- _Problem details_
Reproduce all of the material word for word.

Start

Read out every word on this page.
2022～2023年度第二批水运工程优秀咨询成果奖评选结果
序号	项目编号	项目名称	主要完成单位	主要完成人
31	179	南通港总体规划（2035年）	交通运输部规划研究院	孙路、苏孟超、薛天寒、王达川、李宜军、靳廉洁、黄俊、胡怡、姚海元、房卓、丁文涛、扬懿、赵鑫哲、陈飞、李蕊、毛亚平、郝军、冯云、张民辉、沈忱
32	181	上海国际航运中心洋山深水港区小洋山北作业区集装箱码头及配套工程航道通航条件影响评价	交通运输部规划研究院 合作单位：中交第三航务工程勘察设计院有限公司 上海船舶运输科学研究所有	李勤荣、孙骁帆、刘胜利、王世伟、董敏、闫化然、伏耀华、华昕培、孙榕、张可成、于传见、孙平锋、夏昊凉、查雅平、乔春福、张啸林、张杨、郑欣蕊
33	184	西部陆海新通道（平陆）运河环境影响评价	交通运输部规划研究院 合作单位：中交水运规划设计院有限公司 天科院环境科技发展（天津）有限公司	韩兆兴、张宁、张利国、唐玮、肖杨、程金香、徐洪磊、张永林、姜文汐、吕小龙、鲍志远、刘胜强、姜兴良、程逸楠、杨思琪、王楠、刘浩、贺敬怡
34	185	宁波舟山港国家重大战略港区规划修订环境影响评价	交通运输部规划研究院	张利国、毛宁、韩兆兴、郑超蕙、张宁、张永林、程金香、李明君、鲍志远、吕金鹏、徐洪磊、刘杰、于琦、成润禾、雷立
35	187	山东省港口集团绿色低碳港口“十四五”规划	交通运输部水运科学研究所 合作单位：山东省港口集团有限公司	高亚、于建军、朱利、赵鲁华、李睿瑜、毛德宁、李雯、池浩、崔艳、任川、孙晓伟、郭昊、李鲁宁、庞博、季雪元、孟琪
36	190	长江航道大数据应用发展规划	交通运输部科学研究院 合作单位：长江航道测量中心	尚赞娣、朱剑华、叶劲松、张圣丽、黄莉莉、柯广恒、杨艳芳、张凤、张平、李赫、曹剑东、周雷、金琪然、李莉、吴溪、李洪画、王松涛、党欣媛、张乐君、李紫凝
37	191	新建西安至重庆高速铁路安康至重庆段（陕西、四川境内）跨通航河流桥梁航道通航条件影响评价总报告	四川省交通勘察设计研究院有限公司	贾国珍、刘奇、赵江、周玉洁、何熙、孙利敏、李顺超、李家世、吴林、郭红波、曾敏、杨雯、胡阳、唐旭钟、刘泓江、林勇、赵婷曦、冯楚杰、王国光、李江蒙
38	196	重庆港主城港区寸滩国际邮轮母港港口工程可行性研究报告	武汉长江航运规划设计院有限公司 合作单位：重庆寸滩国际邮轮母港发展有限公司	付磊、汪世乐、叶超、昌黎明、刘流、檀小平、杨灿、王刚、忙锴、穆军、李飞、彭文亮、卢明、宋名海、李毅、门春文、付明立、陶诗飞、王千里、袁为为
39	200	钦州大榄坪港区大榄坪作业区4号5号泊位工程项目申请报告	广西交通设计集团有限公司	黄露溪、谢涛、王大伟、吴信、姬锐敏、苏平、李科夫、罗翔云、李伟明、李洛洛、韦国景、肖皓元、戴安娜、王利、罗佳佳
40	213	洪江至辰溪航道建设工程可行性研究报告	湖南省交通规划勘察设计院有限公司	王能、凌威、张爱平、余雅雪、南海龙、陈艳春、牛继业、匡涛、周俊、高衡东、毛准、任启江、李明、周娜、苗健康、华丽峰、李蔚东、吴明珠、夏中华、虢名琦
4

End

- _Answer in full_
Read out every word on this page.
2022～2023年度第二批水运工程优秀咨询成果奖评选结果
序号	项目编号	项目名称	主要完成单位	主要完成人
31	179	南通港总体规划（2035年）	交通运输部规划研究院	孙路、苏孟超、薛天寒、王达川、李宜军、靳廉洁、黄俊、胡怡、姚海元、房卓、丁文涛、扬懿、赵鑫哲、陈飞、李蕊、毛亚平、郝军、冯云、张民辉、沈忱
32	181	上海国际航运中心洋山深水港区小洋山北作业区集装箱码头及配套工程航道通航条件影响评价	交通运输部规划研究院 合作单位：中交第三航务工程勘察设计院有限公司 上海船舶运输科学研究所有	李勤荣、孙骁帆、刘胜利、王世伟、董敏、闫化然、伏耀华、华昕培、孙榕、张可成、于传见、孙平锋、夏昊凉、查雅平、乔春福、张啸林、张杨、郑欣蕊
33	184	西部陆海新通道（平陆）运河环境影响评价	交通运输部规划研究院 合作单位：中交水运规划设计院有限公司 天科院环境科技发展（天津）有限公司	韩兆兴、张宁、张利国、唐玮、肖杨、程金香、徐洪磊、张永林、姜文汐、吕小龙、鲍志远、刘胜强、姜兴良、程逸楠、杨思琪、王楠、刘浩、贺敬怡
34	185	宁波舟山港国家重大战略港区规划修订环境影响评价	交通运输部规划研究院	张利国、毛宁、韩兆兴、郑超蕙、张宁、张永林、程金香、李明君、鲍志远、吕金鹏、徐洪磊、刘杰、于琦、成润禾、雷立
35	187	山东省港口集团绿色低碳港口“十四五”规划	交通运输部水运科学研究所 合作单位：山东省港口集团有限公司	高亚、于建军、朱利、赵鲁华、李睿瑜、毛德宁、李雯、池浩、崔艳、任川、孙晓伟、郭昊、李鲁宁、庞博、季雪元、孟琪
36	190	长江航道大数据应用发展规划	交通运输部科学研究院 合作单位：长江航道测量中心	尚赞娣、朱剑华、叶劲松、张圣丽、黄莉莉、柯广恒、杨艳芳、张凤、张平、李赫、曹剑东、周雷、金琪然、李莉、吴溪、李洪画、王松涛、党欣媛、张乐君、李紫凝
37	191	新建西安至重庆高速铁路安康至重庆段（陕西、四川境内）跨通航河流桥梁航道通航条件影响评价总报告	四川省交通勘察设计研究院有限公司	贾国珍、刘奇、赵江、周玉洁、何熙、孙利敏、李顺超、李家世、吴林、郭红波、曾敏、杨雯、胡阳、唐旭钟、刘泓江、林勇、赵婷曦、冯楚杰、王国光、李江蒙
38	196	重庆港主城港区寸滩国际邮轮母港港口工程可行性研究报告	武汉长江航运规划设计院有限公司 合作单位：重庆寸滩国际邮轮母港发展有限公司	付磊、汪世乐、叶超、昌黎明、刘流、檀小平、杨灿、王刚、忙锴、穆军、李飞、彭文亮、卢明、宋名海、李毅、门春文、付明立、陶诗飞、王千里、袁为为
39	200	钦州大榄坪港区大榄坪作业区4号5号泊位工程项目申请报告	广西交通设计集团有限公司	黄露溪、谢涛、王大伟、吴信、姬锐敏、苏平、李科夫、罗翔云、李伟明、李洛洛、韦国景、肖皓元、戴安娜、王利、罗佳佳
40	213	洪江至辰溪航道建设工程可行性研究报告	湖南省交通规划勘察设计院有限公司	王能、凌威、张爱平、余雅雪、南海龙、陈艳春、牛继业、匡涛、周俊、高衡东、毛准、任启江、李明、周娜、苗健康、华丽峰、李蔚东、吴明珠、夏中华、虢名琦
4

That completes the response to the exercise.